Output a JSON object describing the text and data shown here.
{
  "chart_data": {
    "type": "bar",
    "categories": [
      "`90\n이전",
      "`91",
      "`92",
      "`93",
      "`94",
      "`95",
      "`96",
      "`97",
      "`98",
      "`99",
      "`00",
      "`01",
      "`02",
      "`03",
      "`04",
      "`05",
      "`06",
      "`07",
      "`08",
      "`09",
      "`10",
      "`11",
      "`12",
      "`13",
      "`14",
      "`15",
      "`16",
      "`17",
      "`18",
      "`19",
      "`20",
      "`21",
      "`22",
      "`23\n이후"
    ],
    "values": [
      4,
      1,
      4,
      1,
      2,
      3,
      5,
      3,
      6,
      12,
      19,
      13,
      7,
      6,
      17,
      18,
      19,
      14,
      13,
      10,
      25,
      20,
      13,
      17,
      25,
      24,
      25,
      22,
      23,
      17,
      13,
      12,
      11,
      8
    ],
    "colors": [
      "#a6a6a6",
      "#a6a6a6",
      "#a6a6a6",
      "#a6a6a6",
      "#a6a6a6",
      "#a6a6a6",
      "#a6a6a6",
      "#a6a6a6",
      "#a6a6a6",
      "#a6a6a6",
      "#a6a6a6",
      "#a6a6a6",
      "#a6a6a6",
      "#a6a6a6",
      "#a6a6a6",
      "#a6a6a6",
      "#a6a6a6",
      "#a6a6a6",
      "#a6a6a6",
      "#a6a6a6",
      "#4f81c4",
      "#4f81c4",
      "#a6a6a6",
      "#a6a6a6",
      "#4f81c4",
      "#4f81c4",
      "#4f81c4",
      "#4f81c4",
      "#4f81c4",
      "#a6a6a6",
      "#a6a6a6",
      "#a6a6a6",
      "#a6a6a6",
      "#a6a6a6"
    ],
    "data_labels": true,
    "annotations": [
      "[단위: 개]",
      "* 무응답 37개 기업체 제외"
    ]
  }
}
--
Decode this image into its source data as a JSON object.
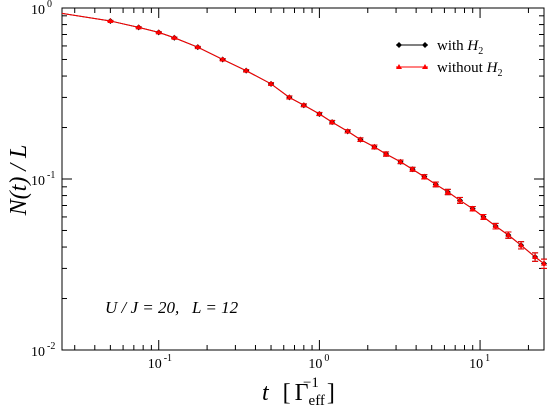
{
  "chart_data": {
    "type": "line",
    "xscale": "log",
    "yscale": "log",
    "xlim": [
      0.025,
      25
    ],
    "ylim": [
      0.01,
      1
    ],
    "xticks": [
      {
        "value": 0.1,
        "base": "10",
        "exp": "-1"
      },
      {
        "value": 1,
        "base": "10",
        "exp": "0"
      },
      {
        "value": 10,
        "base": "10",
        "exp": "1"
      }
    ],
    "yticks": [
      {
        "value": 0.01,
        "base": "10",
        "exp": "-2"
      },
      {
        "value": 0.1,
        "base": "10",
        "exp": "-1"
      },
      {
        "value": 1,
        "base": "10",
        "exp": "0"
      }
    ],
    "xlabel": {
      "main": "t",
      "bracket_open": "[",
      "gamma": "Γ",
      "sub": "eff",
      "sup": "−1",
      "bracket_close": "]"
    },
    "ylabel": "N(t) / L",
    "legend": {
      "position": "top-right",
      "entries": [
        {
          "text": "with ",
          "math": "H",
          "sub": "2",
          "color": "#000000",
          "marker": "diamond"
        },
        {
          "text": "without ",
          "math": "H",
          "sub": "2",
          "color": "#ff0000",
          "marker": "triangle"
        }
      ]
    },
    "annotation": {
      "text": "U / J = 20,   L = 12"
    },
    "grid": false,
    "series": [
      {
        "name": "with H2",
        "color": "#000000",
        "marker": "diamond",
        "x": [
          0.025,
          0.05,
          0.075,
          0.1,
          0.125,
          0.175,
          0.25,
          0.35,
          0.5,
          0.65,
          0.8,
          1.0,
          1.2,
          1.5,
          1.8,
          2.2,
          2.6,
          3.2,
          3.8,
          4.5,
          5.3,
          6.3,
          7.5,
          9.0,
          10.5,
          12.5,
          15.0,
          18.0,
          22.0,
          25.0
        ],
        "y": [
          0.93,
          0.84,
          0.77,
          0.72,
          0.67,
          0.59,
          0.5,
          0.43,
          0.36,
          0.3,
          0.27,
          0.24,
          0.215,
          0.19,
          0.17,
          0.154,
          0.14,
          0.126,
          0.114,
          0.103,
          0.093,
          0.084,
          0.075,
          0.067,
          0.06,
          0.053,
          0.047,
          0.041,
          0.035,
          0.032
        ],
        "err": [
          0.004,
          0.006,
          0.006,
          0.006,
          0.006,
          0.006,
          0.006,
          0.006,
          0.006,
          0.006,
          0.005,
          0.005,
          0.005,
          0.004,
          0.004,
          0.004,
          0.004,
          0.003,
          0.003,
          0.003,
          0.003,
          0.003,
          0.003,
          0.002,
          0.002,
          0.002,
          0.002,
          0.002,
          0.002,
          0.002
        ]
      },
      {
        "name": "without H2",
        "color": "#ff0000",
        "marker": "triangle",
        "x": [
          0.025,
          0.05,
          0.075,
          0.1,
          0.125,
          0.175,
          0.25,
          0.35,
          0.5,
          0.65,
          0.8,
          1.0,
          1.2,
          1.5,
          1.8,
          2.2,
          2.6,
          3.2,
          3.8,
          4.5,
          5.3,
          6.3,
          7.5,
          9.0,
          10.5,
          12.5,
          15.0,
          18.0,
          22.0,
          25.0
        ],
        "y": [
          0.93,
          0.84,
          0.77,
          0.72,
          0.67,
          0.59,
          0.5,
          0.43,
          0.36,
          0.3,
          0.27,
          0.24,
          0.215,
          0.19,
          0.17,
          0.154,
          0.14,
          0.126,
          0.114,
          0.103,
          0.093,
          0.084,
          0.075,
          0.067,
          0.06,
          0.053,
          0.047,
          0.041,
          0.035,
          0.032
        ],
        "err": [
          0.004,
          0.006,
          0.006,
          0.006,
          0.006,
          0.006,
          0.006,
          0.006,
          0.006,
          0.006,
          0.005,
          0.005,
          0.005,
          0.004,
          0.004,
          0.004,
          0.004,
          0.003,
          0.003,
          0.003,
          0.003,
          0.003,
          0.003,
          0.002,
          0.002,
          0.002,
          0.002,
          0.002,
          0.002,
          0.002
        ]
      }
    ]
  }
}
--
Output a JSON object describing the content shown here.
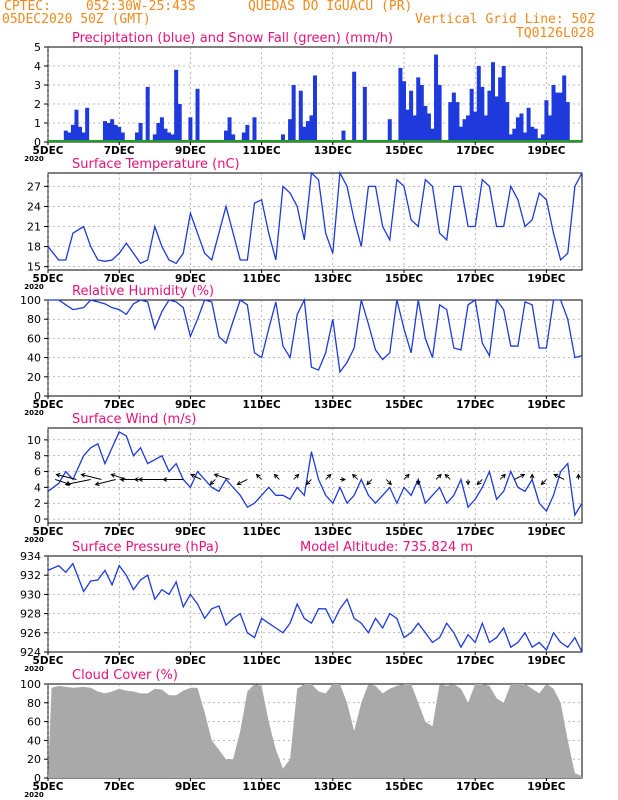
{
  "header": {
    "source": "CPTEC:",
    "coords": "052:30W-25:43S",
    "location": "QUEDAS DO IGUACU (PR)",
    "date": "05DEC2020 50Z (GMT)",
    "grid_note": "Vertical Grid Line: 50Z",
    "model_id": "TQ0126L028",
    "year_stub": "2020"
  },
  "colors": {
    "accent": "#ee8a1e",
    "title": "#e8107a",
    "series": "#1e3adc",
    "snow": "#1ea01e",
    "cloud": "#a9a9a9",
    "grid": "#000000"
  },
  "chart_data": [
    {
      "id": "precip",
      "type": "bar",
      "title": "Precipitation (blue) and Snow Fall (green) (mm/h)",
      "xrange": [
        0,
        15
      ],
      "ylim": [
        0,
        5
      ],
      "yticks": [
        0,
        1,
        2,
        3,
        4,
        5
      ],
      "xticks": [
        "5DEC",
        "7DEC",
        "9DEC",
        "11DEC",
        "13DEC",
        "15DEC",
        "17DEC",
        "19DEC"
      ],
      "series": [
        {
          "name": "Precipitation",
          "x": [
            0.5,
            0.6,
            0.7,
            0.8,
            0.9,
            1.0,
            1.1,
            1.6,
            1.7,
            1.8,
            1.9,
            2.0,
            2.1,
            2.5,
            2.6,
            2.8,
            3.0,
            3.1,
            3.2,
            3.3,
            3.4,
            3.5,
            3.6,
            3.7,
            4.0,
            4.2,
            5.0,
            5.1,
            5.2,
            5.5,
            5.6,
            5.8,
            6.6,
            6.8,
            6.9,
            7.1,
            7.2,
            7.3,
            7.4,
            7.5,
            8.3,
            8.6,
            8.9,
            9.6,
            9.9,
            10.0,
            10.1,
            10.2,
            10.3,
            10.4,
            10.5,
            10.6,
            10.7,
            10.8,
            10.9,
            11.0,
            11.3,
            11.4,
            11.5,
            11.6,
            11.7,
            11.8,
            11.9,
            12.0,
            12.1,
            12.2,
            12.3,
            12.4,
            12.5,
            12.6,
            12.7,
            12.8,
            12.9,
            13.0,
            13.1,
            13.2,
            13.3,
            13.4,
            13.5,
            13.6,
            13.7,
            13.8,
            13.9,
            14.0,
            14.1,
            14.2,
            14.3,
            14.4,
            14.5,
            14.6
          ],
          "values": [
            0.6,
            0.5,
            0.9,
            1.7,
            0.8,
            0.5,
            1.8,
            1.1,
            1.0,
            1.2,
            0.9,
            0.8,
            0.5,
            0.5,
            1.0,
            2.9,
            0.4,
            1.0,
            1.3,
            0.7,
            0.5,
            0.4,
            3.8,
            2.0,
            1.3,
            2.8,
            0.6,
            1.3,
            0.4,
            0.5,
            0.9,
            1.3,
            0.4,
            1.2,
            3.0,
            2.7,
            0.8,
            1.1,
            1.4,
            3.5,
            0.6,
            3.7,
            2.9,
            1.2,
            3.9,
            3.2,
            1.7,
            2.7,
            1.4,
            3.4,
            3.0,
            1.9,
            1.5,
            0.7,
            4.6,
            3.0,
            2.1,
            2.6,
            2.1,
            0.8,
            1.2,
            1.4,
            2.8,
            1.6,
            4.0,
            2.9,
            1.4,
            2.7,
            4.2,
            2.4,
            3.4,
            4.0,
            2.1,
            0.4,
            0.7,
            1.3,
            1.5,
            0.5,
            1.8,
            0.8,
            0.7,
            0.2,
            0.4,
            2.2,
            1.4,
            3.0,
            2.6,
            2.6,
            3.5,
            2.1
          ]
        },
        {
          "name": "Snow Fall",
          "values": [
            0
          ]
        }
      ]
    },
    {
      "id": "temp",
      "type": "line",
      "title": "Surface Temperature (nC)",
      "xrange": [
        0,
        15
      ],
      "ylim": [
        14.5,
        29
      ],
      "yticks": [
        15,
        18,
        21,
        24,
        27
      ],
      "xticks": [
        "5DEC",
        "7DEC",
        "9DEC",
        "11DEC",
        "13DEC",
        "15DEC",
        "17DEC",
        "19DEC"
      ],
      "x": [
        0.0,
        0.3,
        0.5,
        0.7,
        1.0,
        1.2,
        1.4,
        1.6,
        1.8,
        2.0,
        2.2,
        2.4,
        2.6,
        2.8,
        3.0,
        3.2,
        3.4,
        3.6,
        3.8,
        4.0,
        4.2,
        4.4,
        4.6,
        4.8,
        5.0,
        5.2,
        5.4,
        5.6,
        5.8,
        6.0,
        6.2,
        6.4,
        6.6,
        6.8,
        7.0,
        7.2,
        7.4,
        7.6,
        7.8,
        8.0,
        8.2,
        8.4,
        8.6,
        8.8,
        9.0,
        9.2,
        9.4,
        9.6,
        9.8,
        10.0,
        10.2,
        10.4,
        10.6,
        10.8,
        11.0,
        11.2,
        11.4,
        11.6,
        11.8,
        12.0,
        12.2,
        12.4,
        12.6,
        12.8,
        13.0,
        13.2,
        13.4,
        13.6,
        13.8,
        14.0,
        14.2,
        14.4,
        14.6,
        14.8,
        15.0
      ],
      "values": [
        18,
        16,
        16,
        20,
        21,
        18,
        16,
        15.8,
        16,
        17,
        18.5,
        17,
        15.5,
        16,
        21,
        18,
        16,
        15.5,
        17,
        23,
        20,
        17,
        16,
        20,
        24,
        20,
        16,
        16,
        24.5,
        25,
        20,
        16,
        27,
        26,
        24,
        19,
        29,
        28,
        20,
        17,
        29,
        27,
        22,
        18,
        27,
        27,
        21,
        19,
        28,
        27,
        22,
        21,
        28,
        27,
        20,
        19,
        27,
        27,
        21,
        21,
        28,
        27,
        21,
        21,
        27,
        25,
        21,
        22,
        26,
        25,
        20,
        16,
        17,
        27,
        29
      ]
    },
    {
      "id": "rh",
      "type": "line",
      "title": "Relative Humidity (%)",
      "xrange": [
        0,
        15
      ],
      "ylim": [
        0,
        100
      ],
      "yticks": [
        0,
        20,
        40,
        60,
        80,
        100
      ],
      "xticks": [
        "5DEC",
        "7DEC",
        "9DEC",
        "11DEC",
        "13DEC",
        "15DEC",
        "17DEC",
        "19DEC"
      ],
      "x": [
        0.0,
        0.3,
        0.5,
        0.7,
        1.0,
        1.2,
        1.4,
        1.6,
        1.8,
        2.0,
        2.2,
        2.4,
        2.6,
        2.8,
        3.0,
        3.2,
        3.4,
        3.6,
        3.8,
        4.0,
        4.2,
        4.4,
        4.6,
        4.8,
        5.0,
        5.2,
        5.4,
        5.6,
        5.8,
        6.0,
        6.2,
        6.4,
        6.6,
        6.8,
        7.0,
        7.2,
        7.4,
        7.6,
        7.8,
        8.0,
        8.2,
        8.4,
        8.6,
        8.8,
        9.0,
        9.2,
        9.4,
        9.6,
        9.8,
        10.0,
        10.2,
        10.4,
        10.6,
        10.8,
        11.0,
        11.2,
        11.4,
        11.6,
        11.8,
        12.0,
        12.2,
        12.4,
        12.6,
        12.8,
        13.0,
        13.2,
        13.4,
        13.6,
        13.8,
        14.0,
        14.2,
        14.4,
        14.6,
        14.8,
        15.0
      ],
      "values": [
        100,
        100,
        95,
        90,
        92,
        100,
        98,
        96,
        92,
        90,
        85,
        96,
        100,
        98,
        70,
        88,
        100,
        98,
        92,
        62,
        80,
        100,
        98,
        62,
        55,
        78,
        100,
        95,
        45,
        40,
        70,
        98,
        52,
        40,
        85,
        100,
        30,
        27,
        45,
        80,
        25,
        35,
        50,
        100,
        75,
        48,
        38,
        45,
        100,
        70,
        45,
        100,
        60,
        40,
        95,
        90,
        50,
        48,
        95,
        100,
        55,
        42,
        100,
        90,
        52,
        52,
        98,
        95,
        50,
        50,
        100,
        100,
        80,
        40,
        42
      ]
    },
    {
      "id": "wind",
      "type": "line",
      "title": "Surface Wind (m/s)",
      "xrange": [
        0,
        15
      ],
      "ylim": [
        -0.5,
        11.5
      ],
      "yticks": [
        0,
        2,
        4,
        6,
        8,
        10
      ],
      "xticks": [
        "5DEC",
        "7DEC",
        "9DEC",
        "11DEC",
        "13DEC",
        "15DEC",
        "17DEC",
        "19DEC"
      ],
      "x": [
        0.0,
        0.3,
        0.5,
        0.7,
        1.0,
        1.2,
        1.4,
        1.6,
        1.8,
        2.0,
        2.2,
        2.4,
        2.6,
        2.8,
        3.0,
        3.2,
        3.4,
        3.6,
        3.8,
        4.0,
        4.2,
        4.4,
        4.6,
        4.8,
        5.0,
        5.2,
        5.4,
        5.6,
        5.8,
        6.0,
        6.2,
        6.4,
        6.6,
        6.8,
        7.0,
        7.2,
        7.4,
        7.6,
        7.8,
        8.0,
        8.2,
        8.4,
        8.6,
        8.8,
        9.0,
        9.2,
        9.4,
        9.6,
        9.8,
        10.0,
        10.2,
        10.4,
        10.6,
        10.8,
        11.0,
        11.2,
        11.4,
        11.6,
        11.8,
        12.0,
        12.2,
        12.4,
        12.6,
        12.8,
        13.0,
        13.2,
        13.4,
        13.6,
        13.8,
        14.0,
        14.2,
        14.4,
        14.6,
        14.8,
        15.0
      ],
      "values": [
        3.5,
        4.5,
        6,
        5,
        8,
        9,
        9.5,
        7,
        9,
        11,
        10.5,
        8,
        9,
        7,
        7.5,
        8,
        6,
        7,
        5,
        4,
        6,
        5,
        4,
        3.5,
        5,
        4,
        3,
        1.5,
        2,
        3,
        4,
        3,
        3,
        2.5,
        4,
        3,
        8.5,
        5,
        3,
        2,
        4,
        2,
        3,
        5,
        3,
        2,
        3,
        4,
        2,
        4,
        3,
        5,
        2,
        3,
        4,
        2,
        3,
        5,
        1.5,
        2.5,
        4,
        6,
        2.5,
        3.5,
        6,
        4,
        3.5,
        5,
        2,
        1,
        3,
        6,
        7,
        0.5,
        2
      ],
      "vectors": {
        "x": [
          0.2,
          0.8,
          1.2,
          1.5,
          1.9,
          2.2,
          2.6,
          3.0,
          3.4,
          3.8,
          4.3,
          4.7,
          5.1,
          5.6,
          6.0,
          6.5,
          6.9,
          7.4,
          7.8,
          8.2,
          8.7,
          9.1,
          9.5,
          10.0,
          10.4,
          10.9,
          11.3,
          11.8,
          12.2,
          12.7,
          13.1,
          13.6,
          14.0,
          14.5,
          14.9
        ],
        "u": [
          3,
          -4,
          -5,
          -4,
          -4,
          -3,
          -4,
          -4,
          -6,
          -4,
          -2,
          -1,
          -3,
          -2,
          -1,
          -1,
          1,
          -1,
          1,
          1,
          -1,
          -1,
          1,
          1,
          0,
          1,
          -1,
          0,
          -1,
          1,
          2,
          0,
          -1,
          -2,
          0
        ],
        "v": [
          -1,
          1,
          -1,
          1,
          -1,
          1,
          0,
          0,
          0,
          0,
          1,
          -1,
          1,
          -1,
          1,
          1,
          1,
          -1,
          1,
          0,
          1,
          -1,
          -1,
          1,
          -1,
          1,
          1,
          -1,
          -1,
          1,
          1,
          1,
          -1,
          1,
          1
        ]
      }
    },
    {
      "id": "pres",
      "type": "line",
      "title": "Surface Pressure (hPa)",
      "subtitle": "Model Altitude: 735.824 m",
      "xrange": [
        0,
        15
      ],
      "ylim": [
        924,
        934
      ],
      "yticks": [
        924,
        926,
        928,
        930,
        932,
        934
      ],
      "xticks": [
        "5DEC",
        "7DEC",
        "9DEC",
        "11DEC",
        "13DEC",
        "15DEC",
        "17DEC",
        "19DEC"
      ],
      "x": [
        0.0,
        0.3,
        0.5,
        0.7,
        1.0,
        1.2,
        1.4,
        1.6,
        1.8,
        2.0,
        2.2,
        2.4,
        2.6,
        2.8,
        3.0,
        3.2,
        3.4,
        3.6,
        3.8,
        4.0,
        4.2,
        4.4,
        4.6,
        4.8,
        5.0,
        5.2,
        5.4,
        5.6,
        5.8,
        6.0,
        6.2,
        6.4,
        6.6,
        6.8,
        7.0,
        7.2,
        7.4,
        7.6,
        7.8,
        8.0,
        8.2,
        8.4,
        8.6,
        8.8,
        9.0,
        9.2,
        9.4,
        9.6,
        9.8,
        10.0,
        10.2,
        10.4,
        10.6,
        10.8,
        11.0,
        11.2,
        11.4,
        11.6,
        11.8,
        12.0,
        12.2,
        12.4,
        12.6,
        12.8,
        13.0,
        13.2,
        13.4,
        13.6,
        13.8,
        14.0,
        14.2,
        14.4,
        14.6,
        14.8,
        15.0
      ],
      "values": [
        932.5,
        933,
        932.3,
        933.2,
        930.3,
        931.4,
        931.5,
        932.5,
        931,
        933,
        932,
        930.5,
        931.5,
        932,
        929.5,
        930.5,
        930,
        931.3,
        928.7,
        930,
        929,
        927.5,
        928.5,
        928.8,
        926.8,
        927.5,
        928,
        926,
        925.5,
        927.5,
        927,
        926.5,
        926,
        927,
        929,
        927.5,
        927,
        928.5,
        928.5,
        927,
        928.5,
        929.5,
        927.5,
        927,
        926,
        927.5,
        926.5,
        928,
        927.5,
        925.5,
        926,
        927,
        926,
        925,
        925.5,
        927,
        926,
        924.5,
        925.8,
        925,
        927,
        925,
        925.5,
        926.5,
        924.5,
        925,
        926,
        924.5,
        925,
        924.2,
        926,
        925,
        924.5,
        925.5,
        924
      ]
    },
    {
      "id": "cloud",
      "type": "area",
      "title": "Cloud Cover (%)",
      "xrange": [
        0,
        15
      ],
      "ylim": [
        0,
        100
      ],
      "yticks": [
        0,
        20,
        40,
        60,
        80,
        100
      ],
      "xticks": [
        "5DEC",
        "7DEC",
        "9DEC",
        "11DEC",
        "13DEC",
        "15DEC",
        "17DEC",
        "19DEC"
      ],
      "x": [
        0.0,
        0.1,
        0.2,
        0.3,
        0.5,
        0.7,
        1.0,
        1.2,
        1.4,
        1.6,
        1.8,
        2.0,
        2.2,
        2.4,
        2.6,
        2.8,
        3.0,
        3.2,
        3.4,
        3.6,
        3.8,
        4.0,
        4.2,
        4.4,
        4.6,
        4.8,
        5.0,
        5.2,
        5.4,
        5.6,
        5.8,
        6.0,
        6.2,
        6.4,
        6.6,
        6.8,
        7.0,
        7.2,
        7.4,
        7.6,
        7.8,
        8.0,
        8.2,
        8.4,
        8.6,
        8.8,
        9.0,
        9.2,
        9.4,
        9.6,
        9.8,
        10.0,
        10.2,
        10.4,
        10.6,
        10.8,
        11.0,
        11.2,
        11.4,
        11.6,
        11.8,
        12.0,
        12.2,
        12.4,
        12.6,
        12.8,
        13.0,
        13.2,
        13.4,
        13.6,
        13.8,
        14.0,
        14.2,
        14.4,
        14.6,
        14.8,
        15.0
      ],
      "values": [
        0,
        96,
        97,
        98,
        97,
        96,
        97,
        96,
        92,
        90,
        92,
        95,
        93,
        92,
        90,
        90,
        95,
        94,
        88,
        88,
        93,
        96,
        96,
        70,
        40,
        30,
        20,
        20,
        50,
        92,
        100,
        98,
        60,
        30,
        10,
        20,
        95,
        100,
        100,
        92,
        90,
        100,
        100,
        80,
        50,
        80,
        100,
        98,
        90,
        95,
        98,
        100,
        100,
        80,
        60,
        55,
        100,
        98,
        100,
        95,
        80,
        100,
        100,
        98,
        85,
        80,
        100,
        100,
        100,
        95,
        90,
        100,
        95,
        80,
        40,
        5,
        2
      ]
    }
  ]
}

● **Work required**
Select all lines in the listing above where the word "JSON" appears, and show them.

● **Task result**
Output a JSON object describing the text and data shown here.
Decode this image into its source data as a JSON object.
Output a JSON object describing the content shown here.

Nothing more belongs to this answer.